▶ PROVIDED MATERIAL:
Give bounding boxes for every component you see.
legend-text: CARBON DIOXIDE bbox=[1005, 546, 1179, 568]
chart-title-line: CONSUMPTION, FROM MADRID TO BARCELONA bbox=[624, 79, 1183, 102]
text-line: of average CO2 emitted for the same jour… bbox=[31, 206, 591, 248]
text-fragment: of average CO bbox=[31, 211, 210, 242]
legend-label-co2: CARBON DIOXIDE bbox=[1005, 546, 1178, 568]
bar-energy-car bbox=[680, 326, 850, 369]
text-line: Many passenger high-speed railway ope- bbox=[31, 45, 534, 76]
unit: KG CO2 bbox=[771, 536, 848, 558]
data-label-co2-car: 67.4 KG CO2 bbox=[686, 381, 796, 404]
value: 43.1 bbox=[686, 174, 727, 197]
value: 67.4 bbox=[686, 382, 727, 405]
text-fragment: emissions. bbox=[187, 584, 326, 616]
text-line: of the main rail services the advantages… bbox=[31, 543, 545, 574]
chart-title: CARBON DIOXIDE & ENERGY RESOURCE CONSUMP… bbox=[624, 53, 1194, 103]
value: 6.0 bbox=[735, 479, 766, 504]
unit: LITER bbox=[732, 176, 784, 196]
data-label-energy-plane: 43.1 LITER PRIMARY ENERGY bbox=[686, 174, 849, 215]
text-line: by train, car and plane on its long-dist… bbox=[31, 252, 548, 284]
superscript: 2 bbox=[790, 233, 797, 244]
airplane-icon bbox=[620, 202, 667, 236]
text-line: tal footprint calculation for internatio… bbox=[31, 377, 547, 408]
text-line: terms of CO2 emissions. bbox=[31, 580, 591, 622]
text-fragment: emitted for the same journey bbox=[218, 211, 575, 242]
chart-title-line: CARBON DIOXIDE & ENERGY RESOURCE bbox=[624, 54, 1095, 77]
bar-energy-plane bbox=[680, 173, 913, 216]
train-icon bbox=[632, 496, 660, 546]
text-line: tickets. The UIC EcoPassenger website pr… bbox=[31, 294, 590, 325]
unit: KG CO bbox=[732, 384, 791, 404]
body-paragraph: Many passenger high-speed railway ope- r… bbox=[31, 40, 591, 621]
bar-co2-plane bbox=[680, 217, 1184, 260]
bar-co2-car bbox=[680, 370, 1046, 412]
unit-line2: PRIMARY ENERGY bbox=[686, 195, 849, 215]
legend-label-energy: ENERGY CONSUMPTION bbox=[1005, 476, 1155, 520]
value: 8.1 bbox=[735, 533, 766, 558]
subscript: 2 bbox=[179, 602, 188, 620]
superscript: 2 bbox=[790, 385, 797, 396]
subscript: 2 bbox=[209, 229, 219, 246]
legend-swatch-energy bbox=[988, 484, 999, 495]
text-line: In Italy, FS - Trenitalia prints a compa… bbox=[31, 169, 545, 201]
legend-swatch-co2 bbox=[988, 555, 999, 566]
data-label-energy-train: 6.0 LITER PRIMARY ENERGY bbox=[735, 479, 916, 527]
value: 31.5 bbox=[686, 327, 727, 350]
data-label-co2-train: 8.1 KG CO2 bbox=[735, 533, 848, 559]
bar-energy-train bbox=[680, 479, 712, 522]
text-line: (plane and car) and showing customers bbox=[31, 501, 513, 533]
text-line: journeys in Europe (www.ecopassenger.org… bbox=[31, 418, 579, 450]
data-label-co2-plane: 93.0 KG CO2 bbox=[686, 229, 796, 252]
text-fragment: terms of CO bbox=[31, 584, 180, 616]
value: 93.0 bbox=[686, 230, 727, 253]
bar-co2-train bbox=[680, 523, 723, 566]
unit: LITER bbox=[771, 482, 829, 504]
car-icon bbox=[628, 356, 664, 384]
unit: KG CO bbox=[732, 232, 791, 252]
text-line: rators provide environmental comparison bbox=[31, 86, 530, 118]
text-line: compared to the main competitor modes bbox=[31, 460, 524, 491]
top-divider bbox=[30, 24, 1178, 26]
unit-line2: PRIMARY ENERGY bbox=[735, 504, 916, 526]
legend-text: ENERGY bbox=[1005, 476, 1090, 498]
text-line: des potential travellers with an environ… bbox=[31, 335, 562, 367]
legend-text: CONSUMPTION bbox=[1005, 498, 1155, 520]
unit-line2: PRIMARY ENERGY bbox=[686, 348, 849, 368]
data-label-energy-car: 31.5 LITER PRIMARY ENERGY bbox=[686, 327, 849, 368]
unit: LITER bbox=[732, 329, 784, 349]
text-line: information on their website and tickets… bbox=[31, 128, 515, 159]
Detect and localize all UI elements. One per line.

--

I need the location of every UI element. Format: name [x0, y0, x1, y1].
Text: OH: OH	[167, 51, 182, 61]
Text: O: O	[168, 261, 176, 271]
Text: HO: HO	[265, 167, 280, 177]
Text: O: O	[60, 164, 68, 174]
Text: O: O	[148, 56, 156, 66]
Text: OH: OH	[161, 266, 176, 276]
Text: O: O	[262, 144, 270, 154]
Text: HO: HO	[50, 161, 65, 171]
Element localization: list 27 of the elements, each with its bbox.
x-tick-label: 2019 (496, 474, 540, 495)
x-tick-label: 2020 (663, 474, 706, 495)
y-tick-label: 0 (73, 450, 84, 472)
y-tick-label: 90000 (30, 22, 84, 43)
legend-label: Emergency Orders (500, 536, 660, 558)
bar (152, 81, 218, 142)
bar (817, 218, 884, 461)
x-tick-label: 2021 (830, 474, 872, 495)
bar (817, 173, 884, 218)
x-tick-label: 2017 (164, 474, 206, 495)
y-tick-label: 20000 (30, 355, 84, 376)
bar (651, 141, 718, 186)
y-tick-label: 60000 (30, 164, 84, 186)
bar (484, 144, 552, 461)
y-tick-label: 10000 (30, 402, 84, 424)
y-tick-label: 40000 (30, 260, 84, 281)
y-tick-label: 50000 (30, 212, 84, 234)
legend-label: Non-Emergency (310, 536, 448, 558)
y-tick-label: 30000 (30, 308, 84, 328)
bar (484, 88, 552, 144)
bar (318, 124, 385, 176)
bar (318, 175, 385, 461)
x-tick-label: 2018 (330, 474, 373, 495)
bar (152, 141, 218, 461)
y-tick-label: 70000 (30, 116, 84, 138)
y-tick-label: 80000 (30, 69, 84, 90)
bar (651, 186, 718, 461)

▶ EXERCISE GOAL: Copy the lines of the material verbatim, starting at the line that contains "Give bounding boxes" and ending at the line that contains "value: 67.4 bbox=[686, 382, 727, 405]", with both of those lines included.

▶ THE RESPONSE:
Give bounding boxes for every component you see.
legend-text: CARBON DIOXIDE bbox=[1005, 546, 1179, 568]
chart-title-line: CONSUMPTION, FROM MADRID TO BARCELONA bbox=[624, 79, 1183, 102]
text-line: of average CO2 emitted for the same jour… bbox=[31, 206, 591, 248]
text-fragment: of average CO bbox=[31, 211, 210, 242]
legend-label-co2: CARBON DIOXIDE bbox=[1005, 546, 1178, 568]
bar-energy-car bbox=[680, 326, 850, 369]
text-line: Many passenger high-speed railway ope- bbox=[31, 45, 534, 76]
unit: KG CO2 bbox=[771, 536, 848, 558]
data-label-co2-car: 67.4 KG CO2 bbox=[686, 381, 796, 404]
value: 43.1 bbox=[686, 174, 727, 197]
value: 67.4 bbox=[686, 382, 727, 405]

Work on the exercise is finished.